• **Goal of the exercise**
The answer should consist of each line below that contains the word "title".

• **Information provided**

####

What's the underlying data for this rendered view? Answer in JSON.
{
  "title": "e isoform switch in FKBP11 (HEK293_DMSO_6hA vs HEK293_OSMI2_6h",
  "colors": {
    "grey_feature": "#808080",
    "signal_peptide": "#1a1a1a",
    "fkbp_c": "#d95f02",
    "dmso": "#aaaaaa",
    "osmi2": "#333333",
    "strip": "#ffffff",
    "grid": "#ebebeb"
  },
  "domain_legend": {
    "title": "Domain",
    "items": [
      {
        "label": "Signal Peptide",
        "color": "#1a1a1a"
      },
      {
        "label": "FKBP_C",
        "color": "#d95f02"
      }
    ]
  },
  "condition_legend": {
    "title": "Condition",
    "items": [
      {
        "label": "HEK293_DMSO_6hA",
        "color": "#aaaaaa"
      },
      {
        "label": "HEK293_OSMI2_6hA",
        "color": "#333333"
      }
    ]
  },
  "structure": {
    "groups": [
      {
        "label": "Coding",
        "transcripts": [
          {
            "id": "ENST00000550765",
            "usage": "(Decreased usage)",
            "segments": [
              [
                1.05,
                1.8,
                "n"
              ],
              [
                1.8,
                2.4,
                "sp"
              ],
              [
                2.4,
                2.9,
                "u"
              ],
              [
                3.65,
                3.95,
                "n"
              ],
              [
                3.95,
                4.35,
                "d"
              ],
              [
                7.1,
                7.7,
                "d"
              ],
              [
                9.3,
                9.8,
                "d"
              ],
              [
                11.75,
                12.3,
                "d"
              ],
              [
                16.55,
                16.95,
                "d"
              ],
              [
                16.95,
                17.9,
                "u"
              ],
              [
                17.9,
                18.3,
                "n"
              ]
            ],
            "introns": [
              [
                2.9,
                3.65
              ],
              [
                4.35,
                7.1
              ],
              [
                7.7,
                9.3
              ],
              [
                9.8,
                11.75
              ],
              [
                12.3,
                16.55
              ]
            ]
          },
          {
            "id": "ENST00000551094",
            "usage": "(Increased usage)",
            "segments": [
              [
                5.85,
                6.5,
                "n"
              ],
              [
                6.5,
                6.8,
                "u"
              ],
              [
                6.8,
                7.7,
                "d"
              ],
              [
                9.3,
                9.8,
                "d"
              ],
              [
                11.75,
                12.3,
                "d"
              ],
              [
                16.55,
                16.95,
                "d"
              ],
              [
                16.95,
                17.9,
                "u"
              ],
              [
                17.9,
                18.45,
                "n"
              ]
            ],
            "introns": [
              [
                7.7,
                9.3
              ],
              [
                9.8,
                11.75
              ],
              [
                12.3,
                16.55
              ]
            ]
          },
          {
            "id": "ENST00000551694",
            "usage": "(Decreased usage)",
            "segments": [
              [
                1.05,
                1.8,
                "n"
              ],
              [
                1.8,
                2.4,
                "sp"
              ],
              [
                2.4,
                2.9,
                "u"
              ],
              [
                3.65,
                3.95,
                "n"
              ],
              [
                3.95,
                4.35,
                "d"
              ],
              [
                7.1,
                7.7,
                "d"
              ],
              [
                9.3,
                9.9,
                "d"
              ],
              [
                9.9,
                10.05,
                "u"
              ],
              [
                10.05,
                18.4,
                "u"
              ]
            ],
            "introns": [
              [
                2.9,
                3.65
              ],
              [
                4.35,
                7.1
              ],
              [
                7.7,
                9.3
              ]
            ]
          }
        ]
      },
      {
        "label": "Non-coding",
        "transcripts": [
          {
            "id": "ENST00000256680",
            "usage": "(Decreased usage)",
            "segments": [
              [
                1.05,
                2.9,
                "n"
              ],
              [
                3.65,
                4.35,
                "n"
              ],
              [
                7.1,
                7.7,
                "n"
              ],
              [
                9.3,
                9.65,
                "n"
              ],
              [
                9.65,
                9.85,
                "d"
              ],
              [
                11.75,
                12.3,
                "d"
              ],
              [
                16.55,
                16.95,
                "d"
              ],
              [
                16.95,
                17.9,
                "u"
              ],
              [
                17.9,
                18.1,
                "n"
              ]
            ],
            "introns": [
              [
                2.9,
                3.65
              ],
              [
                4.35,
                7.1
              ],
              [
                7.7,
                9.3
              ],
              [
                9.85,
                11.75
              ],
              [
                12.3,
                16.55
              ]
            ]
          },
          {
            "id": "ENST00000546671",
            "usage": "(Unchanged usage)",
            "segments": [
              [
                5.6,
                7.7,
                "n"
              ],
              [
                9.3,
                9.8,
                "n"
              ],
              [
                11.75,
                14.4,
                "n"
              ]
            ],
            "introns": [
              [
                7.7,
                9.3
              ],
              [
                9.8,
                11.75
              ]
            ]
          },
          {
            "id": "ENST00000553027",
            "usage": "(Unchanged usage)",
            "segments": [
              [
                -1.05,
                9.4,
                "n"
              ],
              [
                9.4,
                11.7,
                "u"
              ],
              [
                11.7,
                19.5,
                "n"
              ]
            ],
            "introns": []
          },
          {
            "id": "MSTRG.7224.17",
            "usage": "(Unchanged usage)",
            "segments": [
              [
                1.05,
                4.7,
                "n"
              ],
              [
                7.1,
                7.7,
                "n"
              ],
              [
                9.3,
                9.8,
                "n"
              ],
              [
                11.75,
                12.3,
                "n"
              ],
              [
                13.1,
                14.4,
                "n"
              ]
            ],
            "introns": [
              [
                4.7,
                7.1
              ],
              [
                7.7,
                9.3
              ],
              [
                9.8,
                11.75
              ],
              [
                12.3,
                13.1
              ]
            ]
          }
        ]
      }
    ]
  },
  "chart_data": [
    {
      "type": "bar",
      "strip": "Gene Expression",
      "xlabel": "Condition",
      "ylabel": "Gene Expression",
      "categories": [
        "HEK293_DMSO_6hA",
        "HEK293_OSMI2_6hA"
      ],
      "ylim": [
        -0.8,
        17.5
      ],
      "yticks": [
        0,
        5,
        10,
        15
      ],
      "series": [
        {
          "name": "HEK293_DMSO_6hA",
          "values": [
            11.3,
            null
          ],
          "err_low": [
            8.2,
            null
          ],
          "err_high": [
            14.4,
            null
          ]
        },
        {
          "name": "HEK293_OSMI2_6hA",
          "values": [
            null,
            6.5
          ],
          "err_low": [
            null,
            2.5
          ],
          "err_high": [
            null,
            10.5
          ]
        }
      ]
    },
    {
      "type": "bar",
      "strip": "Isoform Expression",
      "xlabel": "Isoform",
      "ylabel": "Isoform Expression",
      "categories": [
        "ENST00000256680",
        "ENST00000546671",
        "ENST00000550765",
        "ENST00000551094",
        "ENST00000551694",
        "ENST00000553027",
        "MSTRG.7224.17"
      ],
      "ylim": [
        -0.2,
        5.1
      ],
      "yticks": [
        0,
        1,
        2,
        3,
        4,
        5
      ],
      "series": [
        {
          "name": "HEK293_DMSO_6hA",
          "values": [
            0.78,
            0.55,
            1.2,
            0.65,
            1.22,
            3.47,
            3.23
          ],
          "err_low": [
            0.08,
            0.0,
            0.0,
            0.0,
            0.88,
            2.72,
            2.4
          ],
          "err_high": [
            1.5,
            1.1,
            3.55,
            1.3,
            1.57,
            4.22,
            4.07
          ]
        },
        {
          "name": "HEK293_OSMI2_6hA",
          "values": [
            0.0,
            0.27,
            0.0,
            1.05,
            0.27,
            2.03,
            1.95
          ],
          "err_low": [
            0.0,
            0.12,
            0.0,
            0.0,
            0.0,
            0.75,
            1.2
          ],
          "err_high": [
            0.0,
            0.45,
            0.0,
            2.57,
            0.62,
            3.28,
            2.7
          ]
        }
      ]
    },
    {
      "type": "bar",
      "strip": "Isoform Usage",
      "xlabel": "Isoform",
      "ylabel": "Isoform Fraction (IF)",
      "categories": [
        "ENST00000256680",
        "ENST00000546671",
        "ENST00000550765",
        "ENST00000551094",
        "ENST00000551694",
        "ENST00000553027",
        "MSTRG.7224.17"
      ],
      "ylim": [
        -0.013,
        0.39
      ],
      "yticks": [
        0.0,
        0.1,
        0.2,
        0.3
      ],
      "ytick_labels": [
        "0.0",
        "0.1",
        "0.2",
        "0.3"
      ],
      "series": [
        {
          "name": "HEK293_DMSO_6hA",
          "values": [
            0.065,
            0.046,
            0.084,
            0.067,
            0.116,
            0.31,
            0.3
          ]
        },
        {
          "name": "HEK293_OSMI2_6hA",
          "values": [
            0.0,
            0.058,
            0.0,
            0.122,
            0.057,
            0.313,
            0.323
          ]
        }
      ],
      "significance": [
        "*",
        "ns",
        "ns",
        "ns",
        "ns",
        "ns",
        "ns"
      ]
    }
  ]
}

####

• **Result for this exercise**
  "title": "e isoform switch in FKBP11 (HEK293_DMSO_6hA vs HEK293_OSMI2_6h",
    "title": "Domain",
    "title": "Condition",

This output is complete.